AIM OF THE TASK »
Give the lines from the start of the records up to and including the line with "exam-title: 山东省2024年冬季普通高中学业水平合格考试 (140, 98, 484, 117)" as a numbered list, leaving out any blank lines.

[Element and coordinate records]
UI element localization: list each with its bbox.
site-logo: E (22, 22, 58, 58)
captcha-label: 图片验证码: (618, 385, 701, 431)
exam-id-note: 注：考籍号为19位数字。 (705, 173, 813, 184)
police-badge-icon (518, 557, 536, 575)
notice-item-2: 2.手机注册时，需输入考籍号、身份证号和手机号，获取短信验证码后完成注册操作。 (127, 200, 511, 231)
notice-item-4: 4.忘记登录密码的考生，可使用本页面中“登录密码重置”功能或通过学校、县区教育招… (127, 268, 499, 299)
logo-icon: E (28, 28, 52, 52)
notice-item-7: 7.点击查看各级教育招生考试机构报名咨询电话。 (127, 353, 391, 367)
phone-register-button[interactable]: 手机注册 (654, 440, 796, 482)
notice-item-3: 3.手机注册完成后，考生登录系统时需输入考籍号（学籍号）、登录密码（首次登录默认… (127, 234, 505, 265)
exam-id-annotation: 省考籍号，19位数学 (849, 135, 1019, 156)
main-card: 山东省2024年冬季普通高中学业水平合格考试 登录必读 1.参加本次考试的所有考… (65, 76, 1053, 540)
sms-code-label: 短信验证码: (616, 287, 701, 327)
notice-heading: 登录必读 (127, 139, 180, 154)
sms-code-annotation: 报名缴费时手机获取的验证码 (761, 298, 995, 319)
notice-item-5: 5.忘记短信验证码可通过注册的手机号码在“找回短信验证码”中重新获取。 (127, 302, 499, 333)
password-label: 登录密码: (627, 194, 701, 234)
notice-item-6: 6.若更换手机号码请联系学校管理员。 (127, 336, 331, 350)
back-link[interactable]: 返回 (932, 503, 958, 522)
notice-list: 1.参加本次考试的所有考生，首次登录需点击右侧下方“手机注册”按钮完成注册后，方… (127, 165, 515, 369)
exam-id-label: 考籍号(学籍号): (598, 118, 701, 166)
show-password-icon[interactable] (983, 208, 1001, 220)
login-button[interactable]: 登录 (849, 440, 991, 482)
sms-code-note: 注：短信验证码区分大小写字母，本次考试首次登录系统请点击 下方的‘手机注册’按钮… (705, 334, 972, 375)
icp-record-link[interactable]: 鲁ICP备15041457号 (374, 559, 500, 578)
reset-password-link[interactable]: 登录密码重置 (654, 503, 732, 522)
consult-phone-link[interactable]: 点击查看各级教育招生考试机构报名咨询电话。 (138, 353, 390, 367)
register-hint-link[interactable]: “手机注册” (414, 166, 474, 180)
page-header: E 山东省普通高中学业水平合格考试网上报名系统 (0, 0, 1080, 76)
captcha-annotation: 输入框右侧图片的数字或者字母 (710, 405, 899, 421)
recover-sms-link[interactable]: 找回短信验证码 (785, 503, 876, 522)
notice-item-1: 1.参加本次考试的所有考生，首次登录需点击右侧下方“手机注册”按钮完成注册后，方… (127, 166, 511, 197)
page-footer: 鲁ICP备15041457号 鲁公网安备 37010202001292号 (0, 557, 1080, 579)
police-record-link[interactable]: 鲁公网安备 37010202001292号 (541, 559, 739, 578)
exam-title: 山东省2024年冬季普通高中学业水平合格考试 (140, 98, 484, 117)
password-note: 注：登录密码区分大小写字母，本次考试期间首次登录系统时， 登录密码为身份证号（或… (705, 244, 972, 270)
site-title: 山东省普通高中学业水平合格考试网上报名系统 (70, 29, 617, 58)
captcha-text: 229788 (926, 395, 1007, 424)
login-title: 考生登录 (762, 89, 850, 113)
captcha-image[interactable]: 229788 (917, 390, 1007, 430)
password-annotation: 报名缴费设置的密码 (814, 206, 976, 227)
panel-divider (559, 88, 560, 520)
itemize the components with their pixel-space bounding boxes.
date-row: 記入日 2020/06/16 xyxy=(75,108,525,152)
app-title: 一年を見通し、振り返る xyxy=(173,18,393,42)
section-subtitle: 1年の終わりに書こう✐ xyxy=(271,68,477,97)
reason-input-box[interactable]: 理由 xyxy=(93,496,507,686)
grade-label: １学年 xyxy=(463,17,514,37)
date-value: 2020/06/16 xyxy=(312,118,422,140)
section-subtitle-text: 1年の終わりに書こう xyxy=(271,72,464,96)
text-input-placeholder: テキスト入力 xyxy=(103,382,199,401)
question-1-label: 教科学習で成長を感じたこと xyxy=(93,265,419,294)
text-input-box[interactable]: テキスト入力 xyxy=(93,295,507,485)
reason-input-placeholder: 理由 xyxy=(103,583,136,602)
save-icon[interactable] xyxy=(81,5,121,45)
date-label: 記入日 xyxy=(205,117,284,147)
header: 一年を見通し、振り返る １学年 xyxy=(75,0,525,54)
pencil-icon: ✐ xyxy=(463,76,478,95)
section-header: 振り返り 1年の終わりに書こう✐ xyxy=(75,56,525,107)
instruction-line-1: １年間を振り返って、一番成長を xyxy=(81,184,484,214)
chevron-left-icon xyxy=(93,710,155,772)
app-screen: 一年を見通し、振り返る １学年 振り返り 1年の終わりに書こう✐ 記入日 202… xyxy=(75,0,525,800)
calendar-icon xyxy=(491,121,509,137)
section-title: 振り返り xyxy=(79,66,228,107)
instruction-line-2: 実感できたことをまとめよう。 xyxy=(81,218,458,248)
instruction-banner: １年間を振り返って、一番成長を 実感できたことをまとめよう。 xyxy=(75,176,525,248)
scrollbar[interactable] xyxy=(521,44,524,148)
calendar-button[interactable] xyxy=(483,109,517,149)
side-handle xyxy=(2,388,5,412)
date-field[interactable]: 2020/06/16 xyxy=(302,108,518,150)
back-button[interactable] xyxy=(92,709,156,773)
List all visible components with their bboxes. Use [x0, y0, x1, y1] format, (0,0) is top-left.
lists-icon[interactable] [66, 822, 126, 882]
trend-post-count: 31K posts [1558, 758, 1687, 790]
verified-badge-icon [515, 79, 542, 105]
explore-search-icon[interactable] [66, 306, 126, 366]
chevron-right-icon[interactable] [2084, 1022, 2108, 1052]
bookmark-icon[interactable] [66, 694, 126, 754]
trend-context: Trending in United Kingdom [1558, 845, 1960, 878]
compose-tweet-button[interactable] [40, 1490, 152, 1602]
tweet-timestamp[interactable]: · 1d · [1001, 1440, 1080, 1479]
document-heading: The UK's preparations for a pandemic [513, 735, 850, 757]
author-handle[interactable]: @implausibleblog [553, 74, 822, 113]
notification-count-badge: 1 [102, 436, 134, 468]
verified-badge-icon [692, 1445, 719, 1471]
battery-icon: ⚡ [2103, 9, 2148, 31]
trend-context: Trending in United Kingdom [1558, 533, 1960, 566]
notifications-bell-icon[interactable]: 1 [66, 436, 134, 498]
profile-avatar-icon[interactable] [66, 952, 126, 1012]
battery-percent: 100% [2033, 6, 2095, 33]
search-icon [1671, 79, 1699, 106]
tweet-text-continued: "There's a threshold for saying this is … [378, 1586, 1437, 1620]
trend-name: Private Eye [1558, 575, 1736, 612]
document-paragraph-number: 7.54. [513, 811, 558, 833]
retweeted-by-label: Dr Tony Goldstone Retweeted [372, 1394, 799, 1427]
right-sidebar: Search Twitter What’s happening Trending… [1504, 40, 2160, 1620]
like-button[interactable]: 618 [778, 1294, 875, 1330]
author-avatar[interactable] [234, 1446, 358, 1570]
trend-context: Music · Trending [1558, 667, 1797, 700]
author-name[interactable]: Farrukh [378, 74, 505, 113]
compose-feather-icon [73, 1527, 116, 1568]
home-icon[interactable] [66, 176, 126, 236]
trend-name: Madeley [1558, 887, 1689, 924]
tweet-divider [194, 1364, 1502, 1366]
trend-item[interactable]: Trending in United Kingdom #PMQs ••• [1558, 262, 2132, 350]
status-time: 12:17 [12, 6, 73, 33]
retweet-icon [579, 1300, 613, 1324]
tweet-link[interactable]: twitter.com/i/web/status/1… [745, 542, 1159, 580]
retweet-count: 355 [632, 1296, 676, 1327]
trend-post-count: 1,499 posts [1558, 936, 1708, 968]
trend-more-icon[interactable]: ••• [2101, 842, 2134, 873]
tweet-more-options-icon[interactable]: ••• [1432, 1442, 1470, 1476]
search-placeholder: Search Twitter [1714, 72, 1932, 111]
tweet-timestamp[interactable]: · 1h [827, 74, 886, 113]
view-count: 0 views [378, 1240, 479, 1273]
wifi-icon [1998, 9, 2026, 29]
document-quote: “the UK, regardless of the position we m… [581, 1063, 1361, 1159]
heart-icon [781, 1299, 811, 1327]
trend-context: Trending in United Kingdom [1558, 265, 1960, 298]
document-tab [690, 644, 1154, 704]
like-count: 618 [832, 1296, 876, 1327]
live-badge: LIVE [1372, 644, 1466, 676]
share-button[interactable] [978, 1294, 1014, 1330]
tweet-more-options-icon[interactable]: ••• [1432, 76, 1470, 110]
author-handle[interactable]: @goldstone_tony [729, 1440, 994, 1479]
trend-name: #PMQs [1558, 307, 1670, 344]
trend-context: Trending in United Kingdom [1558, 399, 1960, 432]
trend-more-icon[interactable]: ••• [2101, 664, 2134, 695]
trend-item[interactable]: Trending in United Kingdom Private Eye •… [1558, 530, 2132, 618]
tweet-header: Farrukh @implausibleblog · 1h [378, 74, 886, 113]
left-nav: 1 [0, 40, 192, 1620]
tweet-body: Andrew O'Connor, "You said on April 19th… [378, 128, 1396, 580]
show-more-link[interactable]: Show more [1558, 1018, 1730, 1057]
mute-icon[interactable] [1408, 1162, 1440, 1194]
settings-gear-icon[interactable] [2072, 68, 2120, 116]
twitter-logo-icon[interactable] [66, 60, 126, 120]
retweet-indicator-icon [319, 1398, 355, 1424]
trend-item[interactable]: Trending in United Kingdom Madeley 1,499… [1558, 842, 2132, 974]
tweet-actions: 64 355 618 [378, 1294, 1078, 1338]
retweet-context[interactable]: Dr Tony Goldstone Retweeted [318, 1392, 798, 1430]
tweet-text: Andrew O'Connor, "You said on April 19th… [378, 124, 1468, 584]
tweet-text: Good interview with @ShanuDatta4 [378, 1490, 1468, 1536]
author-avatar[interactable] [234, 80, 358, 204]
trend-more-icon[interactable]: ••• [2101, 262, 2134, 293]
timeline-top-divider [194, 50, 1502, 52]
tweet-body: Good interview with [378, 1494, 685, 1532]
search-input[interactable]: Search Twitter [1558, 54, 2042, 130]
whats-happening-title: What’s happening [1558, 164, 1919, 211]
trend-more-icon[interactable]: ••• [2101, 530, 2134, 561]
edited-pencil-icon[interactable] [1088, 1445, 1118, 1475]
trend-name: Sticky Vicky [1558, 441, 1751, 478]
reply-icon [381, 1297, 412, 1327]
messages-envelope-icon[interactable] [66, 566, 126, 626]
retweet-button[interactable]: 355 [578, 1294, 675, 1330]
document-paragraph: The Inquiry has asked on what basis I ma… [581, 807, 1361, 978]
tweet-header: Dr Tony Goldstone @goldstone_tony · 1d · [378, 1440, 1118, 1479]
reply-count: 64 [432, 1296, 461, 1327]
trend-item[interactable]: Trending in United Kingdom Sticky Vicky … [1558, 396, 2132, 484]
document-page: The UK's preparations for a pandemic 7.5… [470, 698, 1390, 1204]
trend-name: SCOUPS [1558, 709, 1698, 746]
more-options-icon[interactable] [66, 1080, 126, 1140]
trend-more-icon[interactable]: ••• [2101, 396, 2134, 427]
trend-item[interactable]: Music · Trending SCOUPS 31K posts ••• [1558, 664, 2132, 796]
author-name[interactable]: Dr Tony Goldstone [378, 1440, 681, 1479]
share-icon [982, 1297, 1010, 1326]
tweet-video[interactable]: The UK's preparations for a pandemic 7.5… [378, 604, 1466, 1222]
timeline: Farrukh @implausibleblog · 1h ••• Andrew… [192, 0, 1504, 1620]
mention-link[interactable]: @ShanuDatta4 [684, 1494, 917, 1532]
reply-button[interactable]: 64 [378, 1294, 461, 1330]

THE SOLUTION »
1. UI element localization: list each with its bbox.
2. site-logo: E (22, 22, 58, 58)
3. captcha-label: 图片验证码: (618, 385, 701, 431)
4. exam-id-note: 注：考籍号为19位数字。 (705, 173, 813, 184)
5. police-badge-icon (518, 557, 536, 575)
6. notice-item-2: 2.手机注册时，需输入考籍号、身份证号和手机号，获取短信验证码后完成注册操作。 (127, 200, 511, 231)
7. notice-item-4: 4.忘记登录密码的考生，可使用本页面中“登录密码重置”功能或通过学校、县区教育招… (127, 268, 499, 299)
8. logo-icon: E (28, 28, 52, 52)
9. notice-item-7: 7.点击查看各级教育招生考试机构报名咨询电话。 (127, 353, 391, 367)
10. phone-register-button[interactable]: 手机注册 (654, 440, 796, 482)
11. notice-item-3: 3.手机注册完成后，考生登录系统时需输入考籍号（学籍号）、登录密码（首次登录默认… (127, 234, 505, 265)
12. exam-id-annotation: 省考籍号，19位数学 (849, 135, 1019, 156)
13. main-card: 山东省2024年冬季普通高中学业水平合格考试 登录必读 1.参加本次考试的所有考… (65, 76, 1053, 540)
14. sms-code-label: 短信验证码: (616, 287, 701, 327)
15. notice-heading: 登录必读 (127, 139, 180, 154)
16. sms-code-annotation: 报名缴费时手机获取的验证码 (761, 298, 995, 319)
17. notice-item-5: 5.忘记短信验证码可通过注册的手机号码在“找回短信验证码”中重新获取。 (127, 302, 499, 333)
18. password-label: 登录密码: (627, 194, 701, 234)
19. notice-item-6: 6.若更换手机号码请联系学校管理员。 (127, 336, 331, 350)
20. back-link[interactable]: 返回 (932, 503, 958, 522)
21. notice-list: 1.参加本次考试的所有考生，首次登录需点击右侧下方“手机注册”按钮完成注册后，方… (127, 165, 515, 369)
22. exam-id-label: 考籍号(学籍号): (598, 118, 701, 166)
23. show-password-icon[interactable] (983, 208, 1001, 220)
24. login-button[interactable]: 登录 (849, 440, 991, 482)
25. sms-code-note: 注：短信验证码区分大小写字母，本次考试首次登录系统请点击 下方的‘手机注册’按钮… (705, 334, 972, 375)
26. icp-record-link[interactable]: 鲁ICP备15041457号 (374, 559, 500, 578)
27. reset-password-link[interactable]: 登录密码重置 (654, 503, 732, 522)
28. consult-phone-link[interactable]: 点击查看各级教育招生考试机构报名咨询电话。 (138, 353, 390, 367)
29. register-hint-link[interactable]: “手机注册” (414, 166, 474, 180)
30. page-header: E 山东省普通高中学业水平合格考试网上报名系统 (0, 0, 1080, 76)
31. captcha-annotation: 输入框右侧图片的数字或者字母 (710, 405, 899, 421)
32. recover-sms-link[interactable]: 找回短信验证码 (785, 503, 876, 522)
33. notice-item-1: 1.参加本次考试的所有考生，首次登录需点击右侧下方“手机注册”按钮完成注册后，方… (127, 166, 511, 197)
34. page-footer: 鲁ICP备15041457号 鲁公网安备 37010202001292号 (0, 557, 1080, 579)
35. police-record-link[interactable]: 鲁公网安备 37010202001292号 (541, 559, 739, 578)
36. exam-title: 山东省2024年冬季普通高中学业水平合格考试 (140, 98, 484, 117)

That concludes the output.